## Task prompt
Look through the lines below and copy each one that includes "after".

>>>>>

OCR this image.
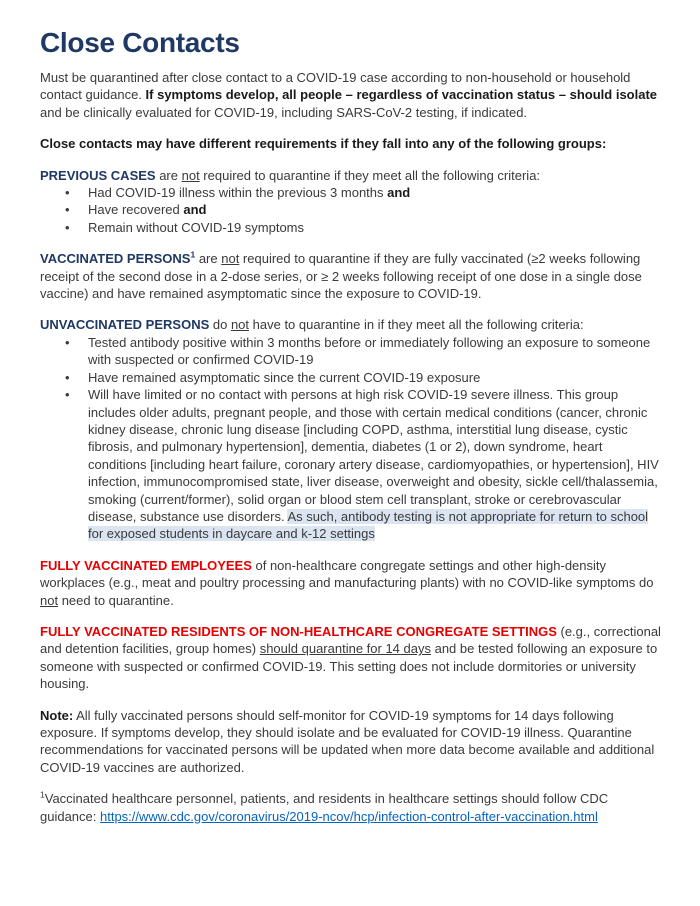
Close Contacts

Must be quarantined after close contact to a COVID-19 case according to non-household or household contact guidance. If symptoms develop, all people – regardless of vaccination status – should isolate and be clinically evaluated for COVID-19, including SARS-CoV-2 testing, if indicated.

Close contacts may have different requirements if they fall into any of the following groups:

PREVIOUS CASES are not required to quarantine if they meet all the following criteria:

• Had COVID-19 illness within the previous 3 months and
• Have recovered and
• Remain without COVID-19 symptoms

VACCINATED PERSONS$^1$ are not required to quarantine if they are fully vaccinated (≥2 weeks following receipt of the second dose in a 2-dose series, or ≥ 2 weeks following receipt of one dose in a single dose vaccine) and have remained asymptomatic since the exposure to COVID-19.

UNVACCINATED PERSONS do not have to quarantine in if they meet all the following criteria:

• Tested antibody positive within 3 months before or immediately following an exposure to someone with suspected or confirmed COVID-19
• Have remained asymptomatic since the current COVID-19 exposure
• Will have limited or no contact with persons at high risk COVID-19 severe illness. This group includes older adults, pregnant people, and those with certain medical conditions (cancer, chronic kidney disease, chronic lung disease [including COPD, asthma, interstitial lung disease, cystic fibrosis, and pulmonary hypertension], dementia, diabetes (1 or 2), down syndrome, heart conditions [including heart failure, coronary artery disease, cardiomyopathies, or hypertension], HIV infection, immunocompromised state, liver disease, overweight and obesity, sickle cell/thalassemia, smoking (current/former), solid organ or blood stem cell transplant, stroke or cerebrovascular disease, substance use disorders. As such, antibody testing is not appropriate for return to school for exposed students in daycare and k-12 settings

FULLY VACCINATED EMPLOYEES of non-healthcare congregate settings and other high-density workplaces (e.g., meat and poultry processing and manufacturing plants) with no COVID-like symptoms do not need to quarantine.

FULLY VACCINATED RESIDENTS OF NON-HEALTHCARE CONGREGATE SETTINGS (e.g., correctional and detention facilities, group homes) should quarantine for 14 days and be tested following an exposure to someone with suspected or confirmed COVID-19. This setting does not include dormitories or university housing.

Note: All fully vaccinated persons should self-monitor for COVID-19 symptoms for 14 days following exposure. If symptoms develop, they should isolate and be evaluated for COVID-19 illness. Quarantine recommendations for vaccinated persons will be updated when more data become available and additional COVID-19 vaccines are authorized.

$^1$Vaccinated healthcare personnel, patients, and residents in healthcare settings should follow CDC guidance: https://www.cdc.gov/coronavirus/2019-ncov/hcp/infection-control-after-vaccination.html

<<<<<
>>>>>

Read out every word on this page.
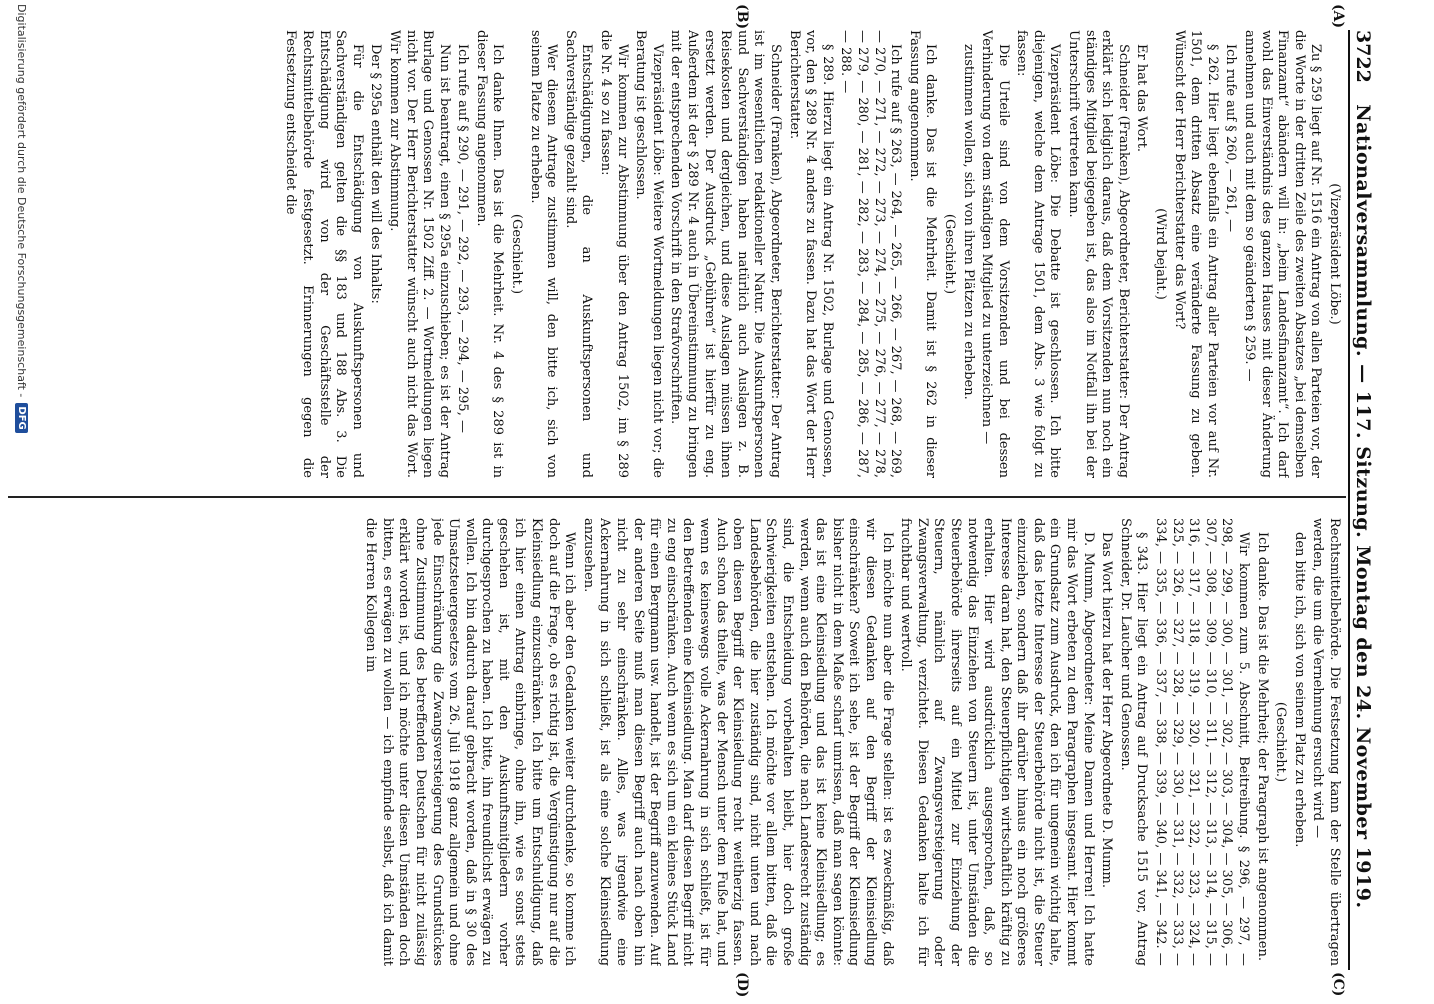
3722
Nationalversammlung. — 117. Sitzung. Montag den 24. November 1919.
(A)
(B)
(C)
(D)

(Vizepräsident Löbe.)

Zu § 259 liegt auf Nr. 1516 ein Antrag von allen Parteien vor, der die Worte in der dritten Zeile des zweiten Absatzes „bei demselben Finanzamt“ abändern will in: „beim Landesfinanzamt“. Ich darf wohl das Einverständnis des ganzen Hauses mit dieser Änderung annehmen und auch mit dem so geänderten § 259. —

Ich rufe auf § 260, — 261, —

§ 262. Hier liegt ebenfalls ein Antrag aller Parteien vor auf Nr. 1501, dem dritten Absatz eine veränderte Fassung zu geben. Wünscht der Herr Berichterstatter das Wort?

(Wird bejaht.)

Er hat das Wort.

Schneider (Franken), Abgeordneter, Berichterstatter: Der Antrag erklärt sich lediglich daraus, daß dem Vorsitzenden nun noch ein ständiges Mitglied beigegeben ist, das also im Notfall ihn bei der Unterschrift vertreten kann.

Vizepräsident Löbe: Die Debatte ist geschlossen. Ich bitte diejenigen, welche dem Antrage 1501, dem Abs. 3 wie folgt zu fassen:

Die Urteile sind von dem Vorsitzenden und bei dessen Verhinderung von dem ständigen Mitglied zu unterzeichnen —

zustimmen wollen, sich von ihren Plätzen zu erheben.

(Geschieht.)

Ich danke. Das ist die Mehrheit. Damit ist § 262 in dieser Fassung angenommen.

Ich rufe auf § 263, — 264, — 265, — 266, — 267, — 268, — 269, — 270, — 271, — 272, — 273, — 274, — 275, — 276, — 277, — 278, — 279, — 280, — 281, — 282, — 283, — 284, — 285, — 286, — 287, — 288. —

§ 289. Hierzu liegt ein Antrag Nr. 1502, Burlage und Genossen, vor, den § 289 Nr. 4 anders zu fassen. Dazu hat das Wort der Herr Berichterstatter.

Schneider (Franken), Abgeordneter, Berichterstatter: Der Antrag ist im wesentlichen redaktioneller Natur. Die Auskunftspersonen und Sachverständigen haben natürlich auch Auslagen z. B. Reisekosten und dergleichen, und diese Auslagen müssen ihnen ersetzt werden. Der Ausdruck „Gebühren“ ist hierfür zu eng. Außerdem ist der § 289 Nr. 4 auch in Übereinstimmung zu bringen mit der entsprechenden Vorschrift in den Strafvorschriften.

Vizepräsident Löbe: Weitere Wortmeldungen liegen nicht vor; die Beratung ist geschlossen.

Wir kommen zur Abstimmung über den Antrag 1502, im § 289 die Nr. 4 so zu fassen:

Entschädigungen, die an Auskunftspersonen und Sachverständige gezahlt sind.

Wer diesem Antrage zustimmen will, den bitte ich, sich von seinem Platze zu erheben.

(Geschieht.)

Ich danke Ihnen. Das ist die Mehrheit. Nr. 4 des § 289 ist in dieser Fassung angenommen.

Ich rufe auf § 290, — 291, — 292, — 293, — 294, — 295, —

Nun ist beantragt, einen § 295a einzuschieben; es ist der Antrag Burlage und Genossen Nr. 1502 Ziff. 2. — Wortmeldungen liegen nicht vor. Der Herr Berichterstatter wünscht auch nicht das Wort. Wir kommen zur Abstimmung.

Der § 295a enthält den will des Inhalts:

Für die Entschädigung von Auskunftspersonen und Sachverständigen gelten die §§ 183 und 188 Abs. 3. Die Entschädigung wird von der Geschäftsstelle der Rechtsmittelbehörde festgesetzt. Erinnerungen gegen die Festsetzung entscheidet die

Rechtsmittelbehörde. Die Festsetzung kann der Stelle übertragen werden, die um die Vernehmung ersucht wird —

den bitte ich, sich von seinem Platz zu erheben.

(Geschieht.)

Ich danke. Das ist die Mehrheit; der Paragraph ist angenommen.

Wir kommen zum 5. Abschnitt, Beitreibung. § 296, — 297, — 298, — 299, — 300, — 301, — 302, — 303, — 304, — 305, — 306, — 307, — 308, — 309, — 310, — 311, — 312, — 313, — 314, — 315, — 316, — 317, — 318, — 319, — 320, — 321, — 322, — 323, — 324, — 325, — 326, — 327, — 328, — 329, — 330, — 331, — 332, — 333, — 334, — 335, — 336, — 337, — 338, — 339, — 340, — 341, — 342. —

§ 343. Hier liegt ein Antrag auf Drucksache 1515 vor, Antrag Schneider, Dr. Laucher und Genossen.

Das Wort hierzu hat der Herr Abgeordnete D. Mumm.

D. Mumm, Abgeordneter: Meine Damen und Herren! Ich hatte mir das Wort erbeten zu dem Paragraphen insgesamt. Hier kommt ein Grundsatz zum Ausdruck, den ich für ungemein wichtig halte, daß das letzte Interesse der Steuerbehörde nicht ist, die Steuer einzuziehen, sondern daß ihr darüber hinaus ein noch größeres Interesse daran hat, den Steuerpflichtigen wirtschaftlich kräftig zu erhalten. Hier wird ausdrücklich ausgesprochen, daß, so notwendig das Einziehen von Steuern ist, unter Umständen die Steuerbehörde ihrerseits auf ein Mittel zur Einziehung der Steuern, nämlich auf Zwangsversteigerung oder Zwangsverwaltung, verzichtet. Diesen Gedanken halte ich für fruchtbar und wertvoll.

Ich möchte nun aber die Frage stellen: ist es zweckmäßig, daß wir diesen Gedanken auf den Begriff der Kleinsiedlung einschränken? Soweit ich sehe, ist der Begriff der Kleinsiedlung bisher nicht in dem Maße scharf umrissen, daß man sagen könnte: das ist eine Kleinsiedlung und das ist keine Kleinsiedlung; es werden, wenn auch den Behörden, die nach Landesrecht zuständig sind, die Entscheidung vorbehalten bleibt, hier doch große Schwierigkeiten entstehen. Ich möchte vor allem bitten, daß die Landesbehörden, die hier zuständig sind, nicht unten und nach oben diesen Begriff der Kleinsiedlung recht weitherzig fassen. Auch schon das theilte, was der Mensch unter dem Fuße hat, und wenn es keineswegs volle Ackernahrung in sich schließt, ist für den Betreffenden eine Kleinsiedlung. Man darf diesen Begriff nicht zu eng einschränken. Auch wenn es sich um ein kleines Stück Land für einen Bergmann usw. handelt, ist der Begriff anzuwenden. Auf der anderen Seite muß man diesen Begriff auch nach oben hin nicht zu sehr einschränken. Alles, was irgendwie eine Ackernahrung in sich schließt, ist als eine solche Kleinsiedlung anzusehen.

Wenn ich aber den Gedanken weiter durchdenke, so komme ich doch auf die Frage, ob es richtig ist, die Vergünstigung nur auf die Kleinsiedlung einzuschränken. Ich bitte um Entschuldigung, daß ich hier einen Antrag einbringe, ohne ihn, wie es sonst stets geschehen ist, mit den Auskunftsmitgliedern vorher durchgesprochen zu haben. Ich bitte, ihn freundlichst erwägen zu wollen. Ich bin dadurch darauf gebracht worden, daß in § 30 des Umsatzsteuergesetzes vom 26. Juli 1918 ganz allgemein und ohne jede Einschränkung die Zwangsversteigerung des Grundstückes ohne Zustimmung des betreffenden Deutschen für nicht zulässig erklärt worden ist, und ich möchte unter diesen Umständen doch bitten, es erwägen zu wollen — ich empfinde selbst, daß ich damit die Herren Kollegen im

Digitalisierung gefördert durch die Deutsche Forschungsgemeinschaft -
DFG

<<<<<

## Response
Must be quarantined after close contact to a COVID-19 case according to non-household or household contact guidance. If symptoms develop, all people – regardless of vaccination status – should isolate and be clinically evaluated for COVID-19, including SARS-CoV-2 testing, if indicated.
$^1$Vaccinated healthcare personnel, patients, and residents in healthcare settings should follow CDC guidance: https://www.cdc.gov/coronavirus/2019-ncov/hcp/infection-control-after-vaccination.html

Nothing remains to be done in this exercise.